◆ What is needed: Search the material below for the string "的税率代扣个人所得税" and extract each line that has it.

***** Records to use *****

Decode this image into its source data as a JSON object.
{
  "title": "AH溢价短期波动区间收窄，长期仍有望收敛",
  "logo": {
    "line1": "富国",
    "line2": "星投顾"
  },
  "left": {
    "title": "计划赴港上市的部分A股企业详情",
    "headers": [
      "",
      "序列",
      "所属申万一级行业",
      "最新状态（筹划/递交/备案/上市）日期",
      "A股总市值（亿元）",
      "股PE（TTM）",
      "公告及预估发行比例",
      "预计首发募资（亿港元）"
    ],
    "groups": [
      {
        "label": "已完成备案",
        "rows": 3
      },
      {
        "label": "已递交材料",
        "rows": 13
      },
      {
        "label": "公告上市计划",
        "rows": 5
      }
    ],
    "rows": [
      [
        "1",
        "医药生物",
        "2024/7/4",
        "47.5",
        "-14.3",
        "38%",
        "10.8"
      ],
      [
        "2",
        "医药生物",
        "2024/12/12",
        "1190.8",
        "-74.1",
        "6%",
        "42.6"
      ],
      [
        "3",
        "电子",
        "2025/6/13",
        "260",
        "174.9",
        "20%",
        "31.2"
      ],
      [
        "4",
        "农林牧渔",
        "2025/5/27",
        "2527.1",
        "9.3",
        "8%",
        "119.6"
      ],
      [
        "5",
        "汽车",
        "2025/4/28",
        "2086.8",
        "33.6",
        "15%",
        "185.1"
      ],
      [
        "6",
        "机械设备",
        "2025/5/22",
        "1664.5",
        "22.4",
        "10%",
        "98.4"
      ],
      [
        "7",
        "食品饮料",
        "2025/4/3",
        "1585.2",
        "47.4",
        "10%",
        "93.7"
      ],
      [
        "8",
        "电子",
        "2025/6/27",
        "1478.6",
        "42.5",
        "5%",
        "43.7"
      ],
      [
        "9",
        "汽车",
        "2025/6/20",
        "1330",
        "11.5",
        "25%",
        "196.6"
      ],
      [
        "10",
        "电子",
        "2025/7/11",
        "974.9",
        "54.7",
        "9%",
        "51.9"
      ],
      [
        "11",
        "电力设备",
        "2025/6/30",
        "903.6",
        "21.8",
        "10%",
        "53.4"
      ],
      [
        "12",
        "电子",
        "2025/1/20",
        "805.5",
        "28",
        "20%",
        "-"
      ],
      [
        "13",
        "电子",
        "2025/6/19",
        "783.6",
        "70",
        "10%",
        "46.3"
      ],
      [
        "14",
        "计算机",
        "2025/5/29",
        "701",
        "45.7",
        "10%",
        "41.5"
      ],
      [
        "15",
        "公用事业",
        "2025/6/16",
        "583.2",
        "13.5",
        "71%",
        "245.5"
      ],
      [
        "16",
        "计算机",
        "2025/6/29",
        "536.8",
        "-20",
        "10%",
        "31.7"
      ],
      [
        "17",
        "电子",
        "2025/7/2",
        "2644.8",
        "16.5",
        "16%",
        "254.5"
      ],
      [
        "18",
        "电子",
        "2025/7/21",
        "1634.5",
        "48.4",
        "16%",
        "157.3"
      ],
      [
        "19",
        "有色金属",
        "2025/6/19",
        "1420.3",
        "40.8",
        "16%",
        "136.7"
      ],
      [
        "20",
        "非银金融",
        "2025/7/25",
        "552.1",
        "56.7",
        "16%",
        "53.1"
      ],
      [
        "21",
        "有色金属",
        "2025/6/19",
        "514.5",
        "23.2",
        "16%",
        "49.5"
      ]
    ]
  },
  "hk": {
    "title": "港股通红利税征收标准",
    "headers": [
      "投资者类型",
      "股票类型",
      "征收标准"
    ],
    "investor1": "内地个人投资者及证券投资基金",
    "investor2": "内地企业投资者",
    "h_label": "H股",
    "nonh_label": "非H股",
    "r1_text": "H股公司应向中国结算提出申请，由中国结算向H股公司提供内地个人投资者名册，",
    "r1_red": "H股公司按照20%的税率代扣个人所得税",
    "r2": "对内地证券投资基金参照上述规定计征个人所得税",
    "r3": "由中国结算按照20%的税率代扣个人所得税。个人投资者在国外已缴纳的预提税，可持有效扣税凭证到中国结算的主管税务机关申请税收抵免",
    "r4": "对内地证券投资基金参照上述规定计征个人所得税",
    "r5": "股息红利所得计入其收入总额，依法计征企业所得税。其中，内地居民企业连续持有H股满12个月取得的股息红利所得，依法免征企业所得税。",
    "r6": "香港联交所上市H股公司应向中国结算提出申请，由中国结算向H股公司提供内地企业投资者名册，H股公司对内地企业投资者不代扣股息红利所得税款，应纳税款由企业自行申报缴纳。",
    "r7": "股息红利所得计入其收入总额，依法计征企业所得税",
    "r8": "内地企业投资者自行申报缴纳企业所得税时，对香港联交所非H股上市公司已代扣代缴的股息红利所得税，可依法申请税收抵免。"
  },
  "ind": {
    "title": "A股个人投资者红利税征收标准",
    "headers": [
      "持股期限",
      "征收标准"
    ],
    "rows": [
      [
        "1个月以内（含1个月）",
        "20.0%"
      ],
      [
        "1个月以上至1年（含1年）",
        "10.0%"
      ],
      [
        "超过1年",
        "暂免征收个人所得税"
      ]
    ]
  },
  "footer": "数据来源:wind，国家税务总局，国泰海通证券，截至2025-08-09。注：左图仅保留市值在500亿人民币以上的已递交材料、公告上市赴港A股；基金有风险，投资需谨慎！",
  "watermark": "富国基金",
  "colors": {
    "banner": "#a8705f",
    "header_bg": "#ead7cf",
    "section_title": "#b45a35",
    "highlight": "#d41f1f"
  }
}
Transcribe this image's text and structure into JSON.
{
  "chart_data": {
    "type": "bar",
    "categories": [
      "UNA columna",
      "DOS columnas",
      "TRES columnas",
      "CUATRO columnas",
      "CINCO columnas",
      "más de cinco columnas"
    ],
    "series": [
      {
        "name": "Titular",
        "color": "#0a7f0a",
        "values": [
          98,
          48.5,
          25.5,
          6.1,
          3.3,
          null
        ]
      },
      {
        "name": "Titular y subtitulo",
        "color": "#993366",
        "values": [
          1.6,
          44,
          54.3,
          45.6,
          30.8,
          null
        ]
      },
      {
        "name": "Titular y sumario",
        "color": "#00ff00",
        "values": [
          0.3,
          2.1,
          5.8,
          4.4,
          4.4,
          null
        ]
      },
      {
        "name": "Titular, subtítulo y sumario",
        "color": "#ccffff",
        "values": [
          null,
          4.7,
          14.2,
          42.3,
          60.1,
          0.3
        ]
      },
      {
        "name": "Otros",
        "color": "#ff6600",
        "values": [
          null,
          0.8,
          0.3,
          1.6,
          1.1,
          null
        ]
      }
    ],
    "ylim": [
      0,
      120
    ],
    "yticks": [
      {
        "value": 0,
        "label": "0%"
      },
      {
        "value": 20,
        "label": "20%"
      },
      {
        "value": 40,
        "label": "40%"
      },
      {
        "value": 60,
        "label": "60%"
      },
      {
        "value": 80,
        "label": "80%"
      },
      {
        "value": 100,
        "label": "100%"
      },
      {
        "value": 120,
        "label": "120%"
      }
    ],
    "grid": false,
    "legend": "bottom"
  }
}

*****

◆ Reply:
    "r1_red": "H股公司按照20%的税率代扣个人所得税",
    "r3": "由中国结算按照20%的税率代扣个人所得税。个人投资者在国外已缴纳的预提税，可持有效扣税凭证到中国结算的主管税务机关申请税收抵免",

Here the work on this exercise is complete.